REQUEST -> Isolate every line in the data with the string "screenshot" and copy it.

--- begin ---

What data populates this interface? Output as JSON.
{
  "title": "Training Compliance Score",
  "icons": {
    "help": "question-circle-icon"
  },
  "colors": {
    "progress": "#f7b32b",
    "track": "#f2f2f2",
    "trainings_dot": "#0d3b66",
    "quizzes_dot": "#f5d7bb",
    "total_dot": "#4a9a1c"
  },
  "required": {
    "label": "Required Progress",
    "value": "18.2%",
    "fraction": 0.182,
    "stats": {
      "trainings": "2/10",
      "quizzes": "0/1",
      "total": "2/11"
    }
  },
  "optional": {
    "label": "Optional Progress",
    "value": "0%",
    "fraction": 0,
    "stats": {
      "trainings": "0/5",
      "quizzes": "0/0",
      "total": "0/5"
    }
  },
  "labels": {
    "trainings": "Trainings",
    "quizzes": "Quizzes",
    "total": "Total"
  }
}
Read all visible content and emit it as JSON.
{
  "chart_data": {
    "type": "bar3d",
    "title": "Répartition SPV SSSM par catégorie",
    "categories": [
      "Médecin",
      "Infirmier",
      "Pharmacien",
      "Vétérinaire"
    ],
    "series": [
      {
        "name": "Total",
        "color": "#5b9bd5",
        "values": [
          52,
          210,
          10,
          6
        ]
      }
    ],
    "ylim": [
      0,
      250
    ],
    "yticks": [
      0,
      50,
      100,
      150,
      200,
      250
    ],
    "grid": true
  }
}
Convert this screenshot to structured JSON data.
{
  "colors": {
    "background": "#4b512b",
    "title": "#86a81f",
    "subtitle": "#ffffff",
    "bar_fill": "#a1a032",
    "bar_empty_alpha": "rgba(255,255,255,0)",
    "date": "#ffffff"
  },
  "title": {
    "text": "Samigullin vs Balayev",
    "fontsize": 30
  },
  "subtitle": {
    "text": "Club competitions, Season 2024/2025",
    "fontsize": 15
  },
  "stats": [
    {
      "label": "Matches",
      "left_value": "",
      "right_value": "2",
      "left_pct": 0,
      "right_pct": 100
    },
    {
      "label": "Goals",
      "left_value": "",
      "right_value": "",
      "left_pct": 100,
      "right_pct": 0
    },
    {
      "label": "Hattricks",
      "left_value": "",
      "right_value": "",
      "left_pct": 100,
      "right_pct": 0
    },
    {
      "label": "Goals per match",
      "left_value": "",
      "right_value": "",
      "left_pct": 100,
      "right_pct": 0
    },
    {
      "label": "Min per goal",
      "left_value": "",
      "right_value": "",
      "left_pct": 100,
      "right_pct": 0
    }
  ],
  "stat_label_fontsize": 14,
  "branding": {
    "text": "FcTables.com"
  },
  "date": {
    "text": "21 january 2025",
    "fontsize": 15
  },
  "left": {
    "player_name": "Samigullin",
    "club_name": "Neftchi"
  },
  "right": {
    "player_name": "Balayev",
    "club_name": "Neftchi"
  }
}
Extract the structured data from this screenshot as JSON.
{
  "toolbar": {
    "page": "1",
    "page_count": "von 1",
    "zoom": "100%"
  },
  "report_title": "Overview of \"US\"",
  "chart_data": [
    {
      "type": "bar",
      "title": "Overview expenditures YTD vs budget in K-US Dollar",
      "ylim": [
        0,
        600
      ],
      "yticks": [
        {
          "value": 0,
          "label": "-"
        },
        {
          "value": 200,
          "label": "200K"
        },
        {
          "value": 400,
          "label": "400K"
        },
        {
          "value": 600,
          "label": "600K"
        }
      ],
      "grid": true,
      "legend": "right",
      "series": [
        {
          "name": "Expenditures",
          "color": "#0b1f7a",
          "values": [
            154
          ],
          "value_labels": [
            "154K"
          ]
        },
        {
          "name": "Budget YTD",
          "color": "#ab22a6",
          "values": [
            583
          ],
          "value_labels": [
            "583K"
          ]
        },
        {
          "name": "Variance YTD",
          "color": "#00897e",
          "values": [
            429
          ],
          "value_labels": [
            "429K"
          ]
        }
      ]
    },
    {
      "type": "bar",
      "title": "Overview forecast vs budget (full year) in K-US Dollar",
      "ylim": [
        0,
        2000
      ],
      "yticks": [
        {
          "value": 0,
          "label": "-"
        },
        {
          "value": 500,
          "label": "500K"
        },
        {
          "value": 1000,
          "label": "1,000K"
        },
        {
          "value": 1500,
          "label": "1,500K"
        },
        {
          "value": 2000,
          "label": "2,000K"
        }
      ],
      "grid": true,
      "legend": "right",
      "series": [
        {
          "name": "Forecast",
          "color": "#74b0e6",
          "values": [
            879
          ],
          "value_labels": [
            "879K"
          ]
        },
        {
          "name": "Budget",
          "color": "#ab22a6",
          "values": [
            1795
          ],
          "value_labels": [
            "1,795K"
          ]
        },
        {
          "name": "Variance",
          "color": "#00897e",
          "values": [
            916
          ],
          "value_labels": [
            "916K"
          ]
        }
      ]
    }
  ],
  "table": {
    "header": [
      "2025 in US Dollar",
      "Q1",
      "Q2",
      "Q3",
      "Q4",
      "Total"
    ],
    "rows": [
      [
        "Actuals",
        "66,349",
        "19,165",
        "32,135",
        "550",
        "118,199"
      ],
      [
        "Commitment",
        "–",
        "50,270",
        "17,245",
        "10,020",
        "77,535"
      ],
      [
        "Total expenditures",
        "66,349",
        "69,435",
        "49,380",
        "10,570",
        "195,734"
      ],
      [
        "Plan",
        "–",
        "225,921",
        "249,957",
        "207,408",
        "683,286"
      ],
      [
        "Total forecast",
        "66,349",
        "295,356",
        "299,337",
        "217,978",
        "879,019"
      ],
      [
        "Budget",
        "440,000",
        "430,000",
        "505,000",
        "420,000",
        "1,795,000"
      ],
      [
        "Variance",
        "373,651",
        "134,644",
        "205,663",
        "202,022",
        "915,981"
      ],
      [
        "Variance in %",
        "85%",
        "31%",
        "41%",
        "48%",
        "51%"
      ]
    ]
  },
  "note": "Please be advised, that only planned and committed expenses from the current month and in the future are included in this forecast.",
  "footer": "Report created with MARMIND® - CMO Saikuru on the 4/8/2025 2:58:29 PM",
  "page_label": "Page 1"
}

--- end ---

OUTPUT OF THE EXERCISE ->
Convert this screenshot to structured JSON data.
Extract the structured data from this screenshot as JSON.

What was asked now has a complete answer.